__Exercise directions__
What lines of the data include the string "nhau"? Copy them all.
- - - - - - -
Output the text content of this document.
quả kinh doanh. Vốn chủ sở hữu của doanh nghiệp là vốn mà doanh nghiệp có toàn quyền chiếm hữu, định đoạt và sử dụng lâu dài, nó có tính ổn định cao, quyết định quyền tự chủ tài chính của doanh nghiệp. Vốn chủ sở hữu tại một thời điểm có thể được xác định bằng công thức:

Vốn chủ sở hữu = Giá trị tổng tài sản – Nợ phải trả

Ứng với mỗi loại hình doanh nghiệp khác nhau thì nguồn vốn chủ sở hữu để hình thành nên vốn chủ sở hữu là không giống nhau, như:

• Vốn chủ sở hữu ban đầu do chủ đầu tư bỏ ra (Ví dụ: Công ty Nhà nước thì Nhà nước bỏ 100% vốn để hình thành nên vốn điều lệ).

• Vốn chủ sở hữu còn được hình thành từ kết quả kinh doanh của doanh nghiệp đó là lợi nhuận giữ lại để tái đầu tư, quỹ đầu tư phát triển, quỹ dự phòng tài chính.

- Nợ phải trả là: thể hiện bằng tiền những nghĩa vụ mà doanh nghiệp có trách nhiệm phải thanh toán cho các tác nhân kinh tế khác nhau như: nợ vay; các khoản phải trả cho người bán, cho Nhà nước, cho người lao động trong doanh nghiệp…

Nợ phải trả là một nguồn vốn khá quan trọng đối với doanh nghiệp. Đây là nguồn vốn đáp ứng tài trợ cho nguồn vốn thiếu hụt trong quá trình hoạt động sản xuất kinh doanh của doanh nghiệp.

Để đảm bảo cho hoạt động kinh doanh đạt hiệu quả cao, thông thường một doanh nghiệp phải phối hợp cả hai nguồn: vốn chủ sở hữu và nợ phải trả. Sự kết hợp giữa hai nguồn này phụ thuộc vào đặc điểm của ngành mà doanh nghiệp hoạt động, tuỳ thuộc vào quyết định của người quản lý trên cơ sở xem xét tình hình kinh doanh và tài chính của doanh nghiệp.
- - - - - - -
__Output__
Ứng với mỗi loại hình doanh nghiệp khác nhau thì nguồn vốn chủ sở hữu để hình thành nên vốn chủ sở hữu là không giống nhau, như:
- Nợ phải trả là: thể hiện bằng tiền những nghĩa vụ mà doanh nghiệp có trách nhiệm phải thanh toán cho các tác nhân kinh tế khác nhau như: nợ vay; các khoản phải trả cho người bán, cho Nhà nước, cho người lao động trong doanh nghiệp…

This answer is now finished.